↓↓↓
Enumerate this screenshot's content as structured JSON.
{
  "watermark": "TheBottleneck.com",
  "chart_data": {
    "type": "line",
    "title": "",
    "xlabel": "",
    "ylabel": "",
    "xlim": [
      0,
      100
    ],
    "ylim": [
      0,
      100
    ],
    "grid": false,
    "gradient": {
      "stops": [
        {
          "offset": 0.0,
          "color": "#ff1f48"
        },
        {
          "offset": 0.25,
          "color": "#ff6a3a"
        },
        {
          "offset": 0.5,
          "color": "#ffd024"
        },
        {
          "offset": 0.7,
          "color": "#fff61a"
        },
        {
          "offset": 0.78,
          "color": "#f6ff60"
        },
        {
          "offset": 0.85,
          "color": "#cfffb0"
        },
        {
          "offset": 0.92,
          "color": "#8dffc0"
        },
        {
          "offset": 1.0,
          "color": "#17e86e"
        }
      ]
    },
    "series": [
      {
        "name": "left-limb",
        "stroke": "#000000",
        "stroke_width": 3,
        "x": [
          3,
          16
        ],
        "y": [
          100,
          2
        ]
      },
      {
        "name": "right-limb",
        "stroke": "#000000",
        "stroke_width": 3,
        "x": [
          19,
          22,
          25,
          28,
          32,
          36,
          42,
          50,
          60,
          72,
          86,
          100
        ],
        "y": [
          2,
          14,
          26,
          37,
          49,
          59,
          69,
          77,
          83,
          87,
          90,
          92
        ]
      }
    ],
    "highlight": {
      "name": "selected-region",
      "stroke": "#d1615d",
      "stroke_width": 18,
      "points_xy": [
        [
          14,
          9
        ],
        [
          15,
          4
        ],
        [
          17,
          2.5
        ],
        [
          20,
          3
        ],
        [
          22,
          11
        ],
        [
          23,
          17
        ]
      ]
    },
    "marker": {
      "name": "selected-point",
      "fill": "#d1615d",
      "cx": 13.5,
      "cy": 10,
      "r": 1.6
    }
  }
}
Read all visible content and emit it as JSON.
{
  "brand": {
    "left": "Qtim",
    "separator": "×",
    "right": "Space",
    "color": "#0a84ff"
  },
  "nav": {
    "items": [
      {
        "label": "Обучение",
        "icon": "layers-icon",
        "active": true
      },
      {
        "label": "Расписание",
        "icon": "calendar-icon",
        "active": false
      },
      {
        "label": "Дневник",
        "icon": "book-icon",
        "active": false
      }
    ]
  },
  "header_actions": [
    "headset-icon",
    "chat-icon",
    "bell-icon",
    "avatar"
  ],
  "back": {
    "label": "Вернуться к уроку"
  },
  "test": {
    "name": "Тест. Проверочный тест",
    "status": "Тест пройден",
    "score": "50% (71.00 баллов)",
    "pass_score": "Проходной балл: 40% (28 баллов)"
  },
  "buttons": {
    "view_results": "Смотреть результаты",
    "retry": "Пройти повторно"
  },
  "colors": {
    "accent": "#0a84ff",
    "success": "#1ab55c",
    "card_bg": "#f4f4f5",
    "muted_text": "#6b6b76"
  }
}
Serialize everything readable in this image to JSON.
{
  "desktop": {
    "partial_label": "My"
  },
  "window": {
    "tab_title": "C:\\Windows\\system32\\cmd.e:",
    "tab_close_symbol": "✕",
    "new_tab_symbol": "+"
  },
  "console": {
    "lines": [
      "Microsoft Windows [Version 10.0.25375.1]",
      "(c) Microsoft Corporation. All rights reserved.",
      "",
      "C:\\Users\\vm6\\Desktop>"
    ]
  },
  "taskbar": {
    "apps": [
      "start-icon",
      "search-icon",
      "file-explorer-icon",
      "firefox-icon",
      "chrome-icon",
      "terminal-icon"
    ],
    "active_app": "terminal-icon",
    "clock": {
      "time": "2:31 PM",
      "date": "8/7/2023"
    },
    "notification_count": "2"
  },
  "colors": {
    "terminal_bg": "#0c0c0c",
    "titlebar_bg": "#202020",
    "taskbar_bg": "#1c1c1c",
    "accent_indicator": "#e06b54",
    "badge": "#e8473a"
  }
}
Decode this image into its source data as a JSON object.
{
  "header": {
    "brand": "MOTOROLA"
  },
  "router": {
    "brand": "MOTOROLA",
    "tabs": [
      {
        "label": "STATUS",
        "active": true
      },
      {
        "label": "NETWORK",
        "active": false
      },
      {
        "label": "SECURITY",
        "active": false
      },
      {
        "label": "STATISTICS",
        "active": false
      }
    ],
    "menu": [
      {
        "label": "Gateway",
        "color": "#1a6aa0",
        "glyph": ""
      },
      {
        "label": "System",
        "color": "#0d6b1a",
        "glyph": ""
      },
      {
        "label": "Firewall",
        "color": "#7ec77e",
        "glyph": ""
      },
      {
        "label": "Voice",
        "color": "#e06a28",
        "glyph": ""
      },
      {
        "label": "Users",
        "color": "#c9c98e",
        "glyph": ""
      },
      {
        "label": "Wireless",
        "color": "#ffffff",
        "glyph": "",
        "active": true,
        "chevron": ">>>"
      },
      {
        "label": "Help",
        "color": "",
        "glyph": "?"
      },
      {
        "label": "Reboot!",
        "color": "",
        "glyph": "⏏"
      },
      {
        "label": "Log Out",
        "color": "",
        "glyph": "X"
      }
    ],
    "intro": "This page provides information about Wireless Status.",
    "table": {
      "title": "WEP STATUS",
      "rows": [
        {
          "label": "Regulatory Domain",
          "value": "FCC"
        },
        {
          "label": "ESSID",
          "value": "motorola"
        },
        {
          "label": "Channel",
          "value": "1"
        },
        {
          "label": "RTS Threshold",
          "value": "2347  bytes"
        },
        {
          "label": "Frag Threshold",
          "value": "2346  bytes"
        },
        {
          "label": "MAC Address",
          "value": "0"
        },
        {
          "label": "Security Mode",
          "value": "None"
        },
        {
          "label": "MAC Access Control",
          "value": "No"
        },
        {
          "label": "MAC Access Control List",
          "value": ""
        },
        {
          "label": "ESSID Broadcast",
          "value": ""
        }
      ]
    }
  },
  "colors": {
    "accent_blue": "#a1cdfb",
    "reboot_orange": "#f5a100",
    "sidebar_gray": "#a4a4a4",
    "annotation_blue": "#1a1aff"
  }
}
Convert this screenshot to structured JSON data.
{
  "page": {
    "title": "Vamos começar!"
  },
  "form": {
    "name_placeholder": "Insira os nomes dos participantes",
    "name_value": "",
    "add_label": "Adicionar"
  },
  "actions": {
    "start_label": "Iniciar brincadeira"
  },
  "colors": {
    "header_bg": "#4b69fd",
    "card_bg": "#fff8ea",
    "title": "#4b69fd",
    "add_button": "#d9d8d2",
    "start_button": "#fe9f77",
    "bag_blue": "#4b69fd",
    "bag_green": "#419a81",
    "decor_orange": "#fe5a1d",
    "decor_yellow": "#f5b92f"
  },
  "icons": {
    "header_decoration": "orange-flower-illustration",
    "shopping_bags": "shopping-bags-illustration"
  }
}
↑↑↑
GIVEN INSTRUCTION: Using the listing above, show every line that includes the string "illustration".

RESULT BELOW:
    "header_decoration": "orange-flower-illustration",
    "shopping_bags": "shopping-bags-illustration"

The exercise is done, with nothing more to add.